TASK INSTRUCTIONS: Compute the number of lines that include the string "ylabel", then output that number and nothing else.
·····
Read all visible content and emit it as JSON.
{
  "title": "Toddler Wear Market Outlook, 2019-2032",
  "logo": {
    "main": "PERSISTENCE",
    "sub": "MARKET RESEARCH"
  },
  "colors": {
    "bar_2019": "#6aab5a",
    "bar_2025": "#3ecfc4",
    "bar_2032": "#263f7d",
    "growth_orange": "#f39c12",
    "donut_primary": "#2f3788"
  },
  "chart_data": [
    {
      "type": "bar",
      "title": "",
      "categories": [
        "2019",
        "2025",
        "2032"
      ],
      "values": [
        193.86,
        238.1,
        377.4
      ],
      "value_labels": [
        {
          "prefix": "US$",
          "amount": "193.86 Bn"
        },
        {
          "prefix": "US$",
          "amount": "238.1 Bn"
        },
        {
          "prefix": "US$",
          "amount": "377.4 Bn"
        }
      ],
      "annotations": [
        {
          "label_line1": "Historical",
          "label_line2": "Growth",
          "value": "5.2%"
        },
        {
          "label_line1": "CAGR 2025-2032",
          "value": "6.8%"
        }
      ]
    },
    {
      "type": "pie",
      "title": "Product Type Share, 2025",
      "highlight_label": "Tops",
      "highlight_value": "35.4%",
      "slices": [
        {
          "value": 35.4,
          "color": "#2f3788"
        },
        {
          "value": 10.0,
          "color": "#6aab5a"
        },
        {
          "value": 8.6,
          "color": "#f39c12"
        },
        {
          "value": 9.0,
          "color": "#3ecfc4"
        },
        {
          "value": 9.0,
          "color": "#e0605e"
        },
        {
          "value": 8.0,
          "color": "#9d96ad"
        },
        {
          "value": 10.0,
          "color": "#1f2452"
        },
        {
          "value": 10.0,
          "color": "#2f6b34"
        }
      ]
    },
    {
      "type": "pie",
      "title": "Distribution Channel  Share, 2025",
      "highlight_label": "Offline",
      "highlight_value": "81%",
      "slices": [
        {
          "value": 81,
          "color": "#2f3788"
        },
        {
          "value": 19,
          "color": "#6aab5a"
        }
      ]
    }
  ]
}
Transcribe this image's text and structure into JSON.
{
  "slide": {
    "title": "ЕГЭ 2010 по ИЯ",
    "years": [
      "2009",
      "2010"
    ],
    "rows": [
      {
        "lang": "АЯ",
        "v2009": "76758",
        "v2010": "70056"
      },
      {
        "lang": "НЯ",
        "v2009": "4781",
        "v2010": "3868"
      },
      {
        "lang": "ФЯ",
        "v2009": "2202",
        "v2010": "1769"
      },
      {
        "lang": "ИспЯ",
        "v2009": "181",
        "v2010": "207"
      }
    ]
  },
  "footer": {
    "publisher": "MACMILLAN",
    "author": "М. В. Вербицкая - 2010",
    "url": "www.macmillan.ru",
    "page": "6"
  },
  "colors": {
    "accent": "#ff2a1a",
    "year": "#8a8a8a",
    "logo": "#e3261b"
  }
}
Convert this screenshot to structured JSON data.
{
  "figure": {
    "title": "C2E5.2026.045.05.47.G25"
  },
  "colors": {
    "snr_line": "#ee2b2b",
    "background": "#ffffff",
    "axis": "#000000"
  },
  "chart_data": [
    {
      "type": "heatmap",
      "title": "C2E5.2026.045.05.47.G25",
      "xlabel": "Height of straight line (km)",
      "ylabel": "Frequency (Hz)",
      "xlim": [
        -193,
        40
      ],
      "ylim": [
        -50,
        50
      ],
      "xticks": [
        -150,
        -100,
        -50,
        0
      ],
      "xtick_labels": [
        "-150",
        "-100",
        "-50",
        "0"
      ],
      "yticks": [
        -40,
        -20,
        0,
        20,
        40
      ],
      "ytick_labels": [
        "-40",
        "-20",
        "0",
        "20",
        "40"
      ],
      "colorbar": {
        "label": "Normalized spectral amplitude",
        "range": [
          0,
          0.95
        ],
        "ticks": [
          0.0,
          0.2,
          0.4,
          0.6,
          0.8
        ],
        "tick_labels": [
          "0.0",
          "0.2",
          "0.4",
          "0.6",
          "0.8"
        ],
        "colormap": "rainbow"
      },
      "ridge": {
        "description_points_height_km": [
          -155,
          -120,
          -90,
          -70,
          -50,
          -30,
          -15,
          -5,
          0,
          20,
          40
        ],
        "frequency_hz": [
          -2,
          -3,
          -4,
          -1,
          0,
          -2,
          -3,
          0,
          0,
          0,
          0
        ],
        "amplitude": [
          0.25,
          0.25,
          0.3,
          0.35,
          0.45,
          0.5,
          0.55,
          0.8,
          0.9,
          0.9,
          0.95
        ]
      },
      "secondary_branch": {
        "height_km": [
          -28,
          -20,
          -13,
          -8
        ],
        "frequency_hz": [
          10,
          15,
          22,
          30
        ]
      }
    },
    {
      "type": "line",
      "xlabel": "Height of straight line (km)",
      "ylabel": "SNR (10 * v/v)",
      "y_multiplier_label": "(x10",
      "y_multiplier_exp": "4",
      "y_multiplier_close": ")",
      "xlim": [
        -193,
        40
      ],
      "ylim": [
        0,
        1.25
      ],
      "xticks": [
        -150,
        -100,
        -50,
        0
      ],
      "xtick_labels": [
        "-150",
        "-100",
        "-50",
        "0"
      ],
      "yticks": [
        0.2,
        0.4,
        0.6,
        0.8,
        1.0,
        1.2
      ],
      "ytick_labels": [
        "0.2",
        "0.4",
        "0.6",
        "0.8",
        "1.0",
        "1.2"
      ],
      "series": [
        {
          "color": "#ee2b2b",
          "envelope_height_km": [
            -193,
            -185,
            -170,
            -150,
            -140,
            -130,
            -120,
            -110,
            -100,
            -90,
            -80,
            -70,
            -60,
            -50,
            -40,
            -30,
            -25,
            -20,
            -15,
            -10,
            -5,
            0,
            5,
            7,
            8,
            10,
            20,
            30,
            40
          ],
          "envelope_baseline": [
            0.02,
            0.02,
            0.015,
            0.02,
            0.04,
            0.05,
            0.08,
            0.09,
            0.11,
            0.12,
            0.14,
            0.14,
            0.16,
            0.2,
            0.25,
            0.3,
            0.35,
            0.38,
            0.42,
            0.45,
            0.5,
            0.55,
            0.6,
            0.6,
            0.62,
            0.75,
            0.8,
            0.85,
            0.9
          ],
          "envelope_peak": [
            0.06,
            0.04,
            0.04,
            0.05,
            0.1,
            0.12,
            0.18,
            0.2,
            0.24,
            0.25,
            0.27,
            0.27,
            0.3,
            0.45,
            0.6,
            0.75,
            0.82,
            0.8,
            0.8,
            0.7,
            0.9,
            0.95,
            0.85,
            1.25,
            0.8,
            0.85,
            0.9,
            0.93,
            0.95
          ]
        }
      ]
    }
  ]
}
·····
SOLUTION: 2